- _Directive_
From the entries below, copy every line that holds the word "icon".
+++
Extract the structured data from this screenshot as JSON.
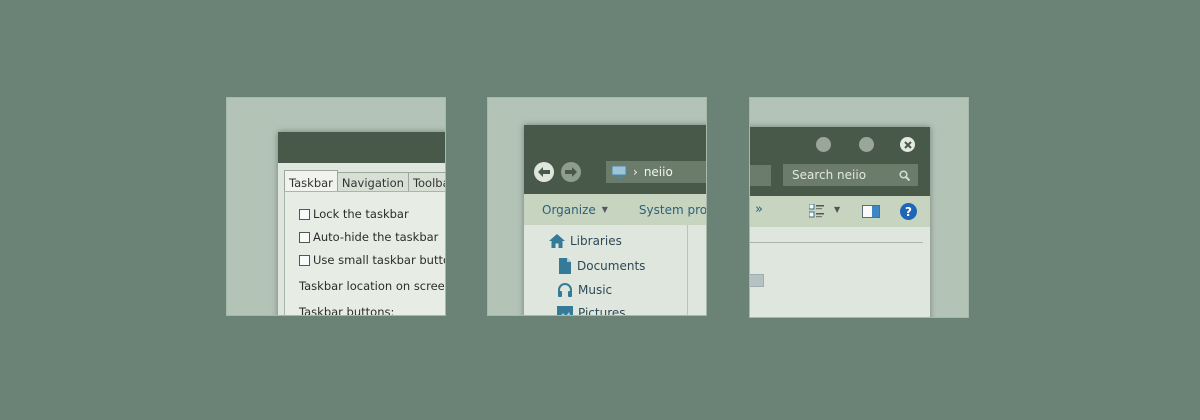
{
  "taskbar_dialog": {
    "tabs": [
      "Taskbar",
      "Navigation",
      "Toolbars"
    ],
    "options": [
      "Lock the taskbar",
      "Auto-hide the taskbar",
      "Use small taskbar buttons"
    ],
    "location_label": "Taskbar location on screen:",
    "buttons_label": "Taskbar buttons:"
  },
  "explorer": {
    "address": {
      "icon": "computer-icon",
      "separator": "›",
      "path": "neiio"
    },
    "command_bar": {
      "organize": "Organize",
      "system_properties": "System proper"
    },
    "tree": [
      {
        "icon": "home-icon",
        "label": "Libraries"
      },
      {
        "icon": "document-icon",
        "label": "Documents"
      },
      {
        "icon": "headphones-icon",
        "label": "Music"
      },
      {
        "icon": "picture-icon",
        "label": "Pictures"
      }
    ]
  },
  "window_controls": {
    "search_placeholder": "Search neiio",
    "more_label": "»",
    "help_label": "?",
    "accent_help": "#1e67b8"
  },
  "colors": {
    "background": "#6b8277",
    "titlebar": "#485949",
    "commandbar": "#c6d4c0"
  }
}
+++
- _Reply_
      "icon": "computer-icon",
        "icon": "home-icon",
        "icon": "document-icon",
        "icon": "headphones-icon",
        "icon": "picture-icon",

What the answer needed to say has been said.